_WRITTEN EXERCISE_
Copy the records below word for word, from their first line through the line containing "Bar xyxy=(420,399,443,402)", including both ends.

Element position data
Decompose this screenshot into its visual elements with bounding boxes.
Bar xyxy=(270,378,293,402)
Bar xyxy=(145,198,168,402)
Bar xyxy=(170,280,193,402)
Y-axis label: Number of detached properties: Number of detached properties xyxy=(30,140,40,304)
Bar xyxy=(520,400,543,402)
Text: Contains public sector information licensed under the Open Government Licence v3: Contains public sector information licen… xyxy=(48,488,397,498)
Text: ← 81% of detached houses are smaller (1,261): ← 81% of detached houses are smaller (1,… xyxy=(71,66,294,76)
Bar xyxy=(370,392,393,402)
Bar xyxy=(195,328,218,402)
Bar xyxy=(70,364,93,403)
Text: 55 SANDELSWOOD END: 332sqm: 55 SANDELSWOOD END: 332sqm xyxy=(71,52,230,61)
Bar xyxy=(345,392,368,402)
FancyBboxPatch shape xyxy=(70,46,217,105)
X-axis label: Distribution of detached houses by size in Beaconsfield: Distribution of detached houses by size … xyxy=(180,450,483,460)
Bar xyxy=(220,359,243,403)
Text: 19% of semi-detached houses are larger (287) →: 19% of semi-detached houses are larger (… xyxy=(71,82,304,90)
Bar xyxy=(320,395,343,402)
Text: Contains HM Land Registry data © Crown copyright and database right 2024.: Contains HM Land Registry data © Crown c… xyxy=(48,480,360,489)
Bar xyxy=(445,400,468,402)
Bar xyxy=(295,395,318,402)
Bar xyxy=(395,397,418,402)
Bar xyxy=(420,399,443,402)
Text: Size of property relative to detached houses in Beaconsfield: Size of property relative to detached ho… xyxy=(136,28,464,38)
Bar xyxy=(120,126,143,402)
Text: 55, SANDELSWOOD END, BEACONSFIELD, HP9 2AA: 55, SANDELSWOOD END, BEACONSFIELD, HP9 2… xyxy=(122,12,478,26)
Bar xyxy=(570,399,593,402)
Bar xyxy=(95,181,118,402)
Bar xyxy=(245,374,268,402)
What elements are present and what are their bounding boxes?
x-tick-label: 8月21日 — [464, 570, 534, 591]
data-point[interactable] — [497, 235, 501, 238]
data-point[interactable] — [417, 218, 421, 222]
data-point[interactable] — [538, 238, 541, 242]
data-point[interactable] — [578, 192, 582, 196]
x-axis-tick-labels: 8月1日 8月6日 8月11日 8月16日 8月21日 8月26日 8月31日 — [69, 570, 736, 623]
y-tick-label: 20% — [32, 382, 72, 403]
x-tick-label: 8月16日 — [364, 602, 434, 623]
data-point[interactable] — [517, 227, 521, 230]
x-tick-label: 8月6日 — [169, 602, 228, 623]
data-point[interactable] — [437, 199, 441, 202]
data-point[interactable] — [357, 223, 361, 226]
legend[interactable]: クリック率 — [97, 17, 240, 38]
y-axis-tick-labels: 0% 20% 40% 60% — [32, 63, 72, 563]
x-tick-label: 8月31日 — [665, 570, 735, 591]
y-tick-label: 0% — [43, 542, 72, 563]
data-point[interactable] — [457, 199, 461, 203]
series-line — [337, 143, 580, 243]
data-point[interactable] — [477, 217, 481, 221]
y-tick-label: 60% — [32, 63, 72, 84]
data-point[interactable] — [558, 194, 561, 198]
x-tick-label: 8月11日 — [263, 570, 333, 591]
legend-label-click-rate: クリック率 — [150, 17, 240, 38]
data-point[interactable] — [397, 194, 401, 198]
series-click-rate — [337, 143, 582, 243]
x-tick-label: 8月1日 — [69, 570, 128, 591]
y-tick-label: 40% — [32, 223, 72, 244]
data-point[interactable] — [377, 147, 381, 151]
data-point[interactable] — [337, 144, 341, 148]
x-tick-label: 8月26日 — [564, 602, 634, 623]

_OUTPUT OF THE TASK_
Decompose this screenshot into its visual elements with bounding boxes.
Bar xyxy=(270,378,293,402)
Bar xyxy=(145,198,168,402)
Bar xyxy=(170,280,193,402)
Y-axis label: Number of detached properties: Number of detached properties xyxy=(30,140,40,304)
Bar xyxy=(520,400,543,402)
Text: Contains public sector information licensed under the Open Government Licence v3: Contains public sector information licen… xyxy=(48,488,397,498)
Text: ← 81% of detached houses are smaller (1,261): ← 81% of detached houses are smaller (1,… xyxy=(71,66,294,76)
Bar xyxy=(370,392,393,402)
Bar xyxy=(195,328,218,402)
Bar xyxy=(70,364,93,403)
Text: 55 SANDELSWOOD END: 332sqm: 55 SANDELSWOOD END: 332sqm xyxy=(71,52,230,61)
Bar xyxy=(345,392,368,402)
FancyBboxPatch shape xyxy=(70,46,217,105)
X-axis label: Distribution of detached houses by size in Beaconsfield: Distribution of detached houses by size … xyxy=(180,450,483,460)
Bar xyxy=(220,359,243,403)
Text: 19% of semi-detached houses are larger (287) →: 19% of semi-detached houses are larger (… xyxy=(71,82,304,90)
Bar xyxy=(320,395,343,402)
Text: Contains HM Land Registry data © Crown copyright and database right 2024.: Contains HM Land Registry data © Crown c… xyxy=(48,480,360,489)
Bar xyxy=(445,400,468,402)
Bar xyxy=(295,395,318,402)
Bar xyxy=(395,397,418,402)
Bar xyxy=(420,399,443,402)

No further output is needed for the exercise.